EXERCÍCIO »
Escreva a continuação do artigo sobre cotas para negros, começando logo depois da última frase apresentada.

TRECHO DO DOCUMENTO »
***

William Douglas, juiz federal (RJ), mestre em Direito (UGF),
especialista em Políticas Públicas e Governo (EPPG/UFRJ),
professor e escritor, caucasiano e de olhos azuis.

Roberto Lyra, Promotor de Justiça, um dos autores do Código Penal de 1940, ao lado de Alcântara Machado e Nelson Hungria, recomendava aos colegas de Ministério Público que "antes de se pedir a prisão de alguém deveria se passar um dia na cadeia". Gênio, visionário e à frente de seu tempo, Lyra informava que apenas a experiência viva permite compreender bem uma situação.

Quem procurar meus artigos, verá que no início era contra as cotas para negros, defendendo – com boas razões, eu creio – que seria mais razoável e menos complicado reservá-las apenas para os oriundos de escolas públicas. Escrevo hoje para dizer que não penso mais assim. As cotas para negros também devem existir. E digo mais: a urgência de sua consolidação e aperfeiçoamento é extraordinária. Embora juiz federal, não me valerei de argumentos jurídicos. A Constituição da República é pródiga em planos de igualdade, de correção de injustiças, de construção de uma sociedade mais justa. Quem quiser, nela encontrará todos os fundamentos que precisa. A Constituição de 1988 pode ser usada como se queira, mas me parece evidente que a sua intenção é, de fato, tornar esse país melhor e mais decente. Desde sempre as leis reservaram privilégios para os abastados, não sendo de se exasperarem as classes dominantes se, umas poucas vezes ao menos, sesmarias, capitanias hereditárias, cartórios e financiamentos se dirigirem aos mais necessitados. Não me valerei de argumentos técnicos nem jurídicos dado que ambos os lados os têm em boa monta, e o valor pessoal e a competência dos contendores desse assunto comprovam que há gente de bem, capaz, bem intencionada, honesta e com bons fundamentos dos dois lados da cerca: os que querem as cotas para negros, e os que a rejeitam, todos com bons argumentos.

***

INFORMAÇÕES FORNECIDAS »
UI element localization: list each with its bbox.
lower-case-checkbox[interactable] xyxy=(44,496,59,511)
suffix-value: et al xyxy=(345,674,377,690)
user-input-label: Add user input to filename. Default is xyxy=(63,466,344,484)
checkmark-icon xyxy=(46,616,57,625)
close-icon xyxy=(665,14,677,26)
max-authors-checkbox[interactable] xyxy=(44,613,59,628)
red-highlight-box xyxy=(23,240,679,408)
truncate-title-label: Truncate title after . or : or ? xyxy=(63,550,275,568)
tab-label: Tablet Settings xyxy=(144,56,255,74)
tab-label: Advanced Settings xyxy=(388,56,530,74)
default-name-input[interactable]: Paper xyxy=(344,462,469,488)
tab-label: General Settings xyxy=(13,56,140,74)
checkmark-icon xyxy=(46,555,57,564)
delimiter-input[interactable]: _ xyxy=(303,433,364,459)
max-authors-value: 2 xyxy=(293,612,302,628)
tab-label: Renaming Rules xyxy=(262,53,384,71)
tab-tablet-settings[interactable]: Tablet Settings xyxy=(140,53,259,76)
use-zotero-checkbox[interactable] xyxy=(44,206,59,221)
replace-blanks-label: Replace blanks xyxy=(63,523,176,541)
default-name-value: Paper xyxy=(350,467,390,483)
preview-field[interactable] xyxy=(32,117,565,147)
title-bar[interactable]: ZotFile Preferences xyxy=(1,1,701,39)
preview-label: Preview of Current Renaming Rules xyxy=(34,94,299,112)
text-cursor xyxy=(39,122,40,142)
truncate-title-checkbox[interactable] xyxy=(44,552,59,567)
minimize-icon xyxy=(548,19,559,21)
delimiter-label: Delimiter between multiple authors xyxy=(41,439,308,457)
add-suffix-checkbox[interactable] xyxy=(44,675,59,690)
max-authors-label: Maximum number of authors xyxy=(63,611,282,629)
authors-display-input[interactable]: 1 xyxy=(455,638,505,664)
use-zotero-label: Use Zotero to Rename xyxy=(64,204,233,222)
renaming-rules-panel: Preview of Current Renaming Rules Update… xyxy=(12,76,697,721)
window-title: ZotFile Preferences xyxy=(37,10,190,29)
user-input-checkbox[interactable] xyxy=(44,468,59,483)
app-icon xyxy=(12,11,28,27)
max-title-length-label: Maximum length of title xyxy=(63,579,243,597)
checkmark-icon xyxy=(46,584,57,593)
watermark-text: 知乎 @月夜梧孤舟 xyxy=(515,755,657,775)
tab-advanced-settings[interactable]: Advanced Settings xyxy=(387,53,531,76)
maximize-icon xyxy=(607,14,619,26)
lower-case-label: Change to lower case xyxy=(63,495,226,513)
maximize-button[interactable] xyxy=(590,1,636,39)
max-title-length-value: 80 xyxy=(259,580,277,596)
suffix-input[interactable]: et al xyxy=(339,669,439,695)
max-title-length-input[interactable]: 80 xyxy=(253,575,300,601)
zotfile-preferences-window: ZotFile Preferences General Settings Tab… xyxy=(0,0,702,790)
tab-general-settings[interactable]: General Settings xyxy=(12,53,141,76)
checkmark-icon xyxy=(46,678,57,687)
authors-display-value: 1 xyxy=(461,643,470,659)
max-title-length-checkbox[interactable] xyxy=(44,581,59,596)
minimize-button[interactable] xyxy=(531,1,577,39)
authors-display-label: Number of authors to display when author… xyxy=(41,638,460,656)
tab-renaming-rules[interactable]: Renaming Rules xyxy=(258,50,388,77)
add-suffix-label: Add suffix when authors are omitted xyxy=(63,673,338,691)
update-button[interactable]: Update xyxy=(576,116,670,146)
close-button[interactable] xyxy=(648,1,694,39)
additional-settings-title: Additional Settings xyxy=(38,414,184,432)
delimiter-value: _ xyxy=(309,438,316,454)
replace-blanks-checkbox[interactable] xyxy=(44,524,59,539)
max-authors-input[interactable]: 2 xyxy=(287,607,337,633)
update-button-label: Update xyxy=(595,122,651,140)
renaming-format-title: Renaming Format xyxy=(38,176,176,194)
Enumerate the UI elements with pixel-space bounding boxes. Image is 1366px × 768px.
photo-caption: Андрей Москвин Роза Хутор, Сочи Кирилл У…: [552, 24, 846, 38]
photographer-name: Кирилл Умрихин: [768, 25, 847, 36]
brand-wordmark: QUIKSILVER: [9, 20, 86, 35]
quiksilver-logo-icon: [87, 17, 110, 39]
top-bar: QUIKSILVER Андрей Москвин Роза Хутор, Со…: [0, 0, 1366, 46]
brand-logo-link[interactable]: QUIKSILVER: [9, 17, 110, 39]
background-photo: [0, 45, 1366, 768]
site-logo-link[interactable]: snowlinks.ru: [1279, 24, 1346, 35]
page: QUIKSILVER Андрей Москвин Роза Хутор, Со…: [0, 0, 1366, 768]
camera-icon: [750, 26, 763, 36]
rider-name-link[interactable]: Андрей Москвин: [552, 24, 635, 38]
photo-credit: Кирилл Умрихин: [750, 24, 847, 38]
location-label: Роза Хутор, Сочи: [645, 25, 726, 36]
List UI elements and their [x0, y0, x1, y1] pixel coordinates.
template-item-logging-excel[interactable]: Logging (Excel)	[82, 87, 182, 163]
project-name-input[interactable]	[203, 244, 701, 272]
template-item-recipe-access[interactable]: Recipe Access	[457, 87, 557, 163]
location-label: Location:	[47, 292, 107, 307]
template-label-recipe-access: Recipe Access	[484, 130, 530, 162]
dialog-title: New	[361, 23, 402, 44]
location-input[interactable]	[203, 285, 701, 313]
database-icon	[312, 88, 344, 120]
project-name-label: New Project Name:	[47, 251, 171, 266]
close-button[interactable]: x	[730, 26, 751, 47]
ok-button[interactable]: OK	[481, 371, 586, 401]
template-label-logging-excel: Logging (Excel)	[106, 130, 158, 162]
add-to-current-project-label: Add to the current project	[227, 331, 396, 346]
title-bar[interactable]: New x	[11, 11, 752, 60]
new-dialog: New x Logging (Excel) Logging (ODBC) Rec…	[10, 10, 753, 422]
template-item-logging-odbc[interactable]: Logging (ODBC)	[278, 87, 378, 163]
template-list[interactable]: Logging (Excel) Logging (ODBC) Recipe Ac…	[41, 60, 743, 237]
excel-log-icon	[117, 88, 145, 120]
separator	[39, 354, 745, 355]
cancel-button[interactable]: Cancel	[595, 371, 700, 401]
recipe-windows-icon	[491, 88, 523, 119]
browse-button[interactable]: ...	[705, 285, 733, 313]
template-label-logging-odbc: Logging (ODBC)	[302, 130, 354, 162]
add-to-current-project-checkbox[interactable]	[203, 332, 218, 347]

***

RESPOSTA DO EXERCÍCIO »
Por isso, em texto simples, quero deixar clara minha posição como homem, cristão, cidadão, juiz, professor, "guru dos concursos" e qualquer outro adjetivo a que me proponha: as cotas para negros devem ser mantidas e aperfeiçoadas. E meu melhor argumento para isso é aquele que me convenceu a trocar de lado: "passar um dia na cadeia". Professor de técnicas de estudo, há nove anos venho fazendo palestras gratuitas sobre como passar no vestibular para a EDUCAFRO, pré-vestibular para negros e carentes. Mesmo sendo, por ideologia, contra um pré-vestibular "para negros", aceitei convite para aulas como voluntário naquela ONG por entender que isso seria uma contribuição que poderia ajudar, ou seja, aulas, doação de livros, incentivo. Sempre foi complicado chegar lá e dizer minha antiga opinião contra cotas para negros, mas fazia minha parte com as aulas e livros. E nessa convivência fui descobrindo que se ser pobre é um problema, ser pobre e negro é um problema maior ainda. Meu pai foi lavrador até seus 19 anos, minha mãe operária de "chão de fábrica", fui pobre quando menino, remediado quando adolescente. Nada foi fácil, e não cheguei a juiz federal, a 350.000 livros vendidos e a fazer palestras para mais de 750.000 pessoas por um caminho curto, nem fácil. Sei o que é não ter dinheiro, nem portas, nem espaço. Mas tive heróis que me abriram a picada nesse matagal onde passei. E conheço outros heróis, negros, que chegaram longe, como Benedito Gonçalves, Ministro do STJ, Angelina Siqueira, juíza federal. Conheço vários heróis, negros, do Supremo à portaria de meu prédio.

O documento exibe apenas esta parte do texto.